Instructions to follow: Look over the entries that follow and work out how many lines contain "Profile". State the number only.

** BEGIN Provided records **

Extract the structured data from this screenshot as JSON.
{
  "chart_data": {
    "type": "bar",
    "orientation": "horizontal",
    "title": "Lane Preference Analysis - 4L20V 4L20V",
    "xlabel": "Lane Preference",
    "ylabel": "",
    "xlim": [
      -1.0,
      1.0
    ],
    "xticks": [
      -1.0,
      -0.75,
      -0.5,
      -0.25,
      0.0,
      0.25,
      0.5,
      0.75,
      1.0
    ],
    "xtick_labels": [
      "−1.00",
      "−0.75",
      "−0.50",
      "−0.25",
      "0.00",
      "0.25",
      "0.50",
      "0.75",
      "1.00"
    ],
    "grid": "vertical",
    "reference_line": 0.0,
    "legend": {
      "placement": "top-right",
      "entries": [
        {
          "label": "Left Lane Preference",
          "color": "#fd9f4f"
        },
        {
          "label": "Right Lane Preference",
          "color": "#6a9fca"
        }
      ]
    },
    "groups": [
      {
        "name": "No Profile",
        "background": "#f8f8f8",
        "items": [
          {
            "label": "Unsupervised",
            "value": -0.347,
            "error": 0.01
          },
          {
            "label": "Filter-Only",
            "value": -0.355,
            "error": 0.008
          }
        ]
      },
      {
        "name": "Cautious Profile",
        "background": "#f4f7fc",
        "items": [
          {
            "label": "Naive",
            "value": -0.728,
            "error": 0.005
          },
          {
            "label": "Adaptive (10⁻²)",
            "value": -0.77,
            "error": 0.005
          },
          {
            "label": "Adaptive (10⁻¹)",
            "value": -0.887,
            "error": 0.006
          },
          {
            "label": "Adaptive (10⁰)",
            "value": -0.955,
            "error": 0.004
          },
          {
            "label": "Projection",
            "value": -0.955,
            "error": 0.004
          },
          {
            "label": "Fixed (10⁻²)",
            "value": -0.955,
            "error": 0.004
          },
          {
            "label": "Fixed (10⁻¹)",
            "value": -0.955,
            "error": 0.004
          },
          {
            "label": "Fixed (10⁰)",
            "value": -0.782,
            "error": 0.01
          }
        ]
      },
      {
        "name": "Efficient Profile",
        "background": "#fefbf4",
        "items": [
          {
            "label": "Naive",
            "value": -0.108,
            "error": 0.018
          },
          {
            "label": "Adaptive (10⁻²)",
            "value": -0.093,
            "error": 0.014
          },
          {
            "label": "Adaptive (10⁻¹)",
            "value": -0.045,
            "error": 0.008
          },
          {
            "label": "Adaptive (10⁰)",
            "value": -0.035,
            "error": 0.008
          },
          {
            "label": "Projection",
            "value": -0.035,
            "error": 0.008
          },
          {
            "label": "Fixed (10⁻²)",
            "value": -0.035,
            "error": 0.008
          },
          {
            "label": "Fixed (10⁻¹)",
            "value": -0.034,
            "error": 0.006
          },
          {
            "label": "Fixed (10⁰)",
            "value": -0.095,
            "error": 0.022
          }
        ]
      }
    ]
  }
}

** END Provided records **

Complete output: 3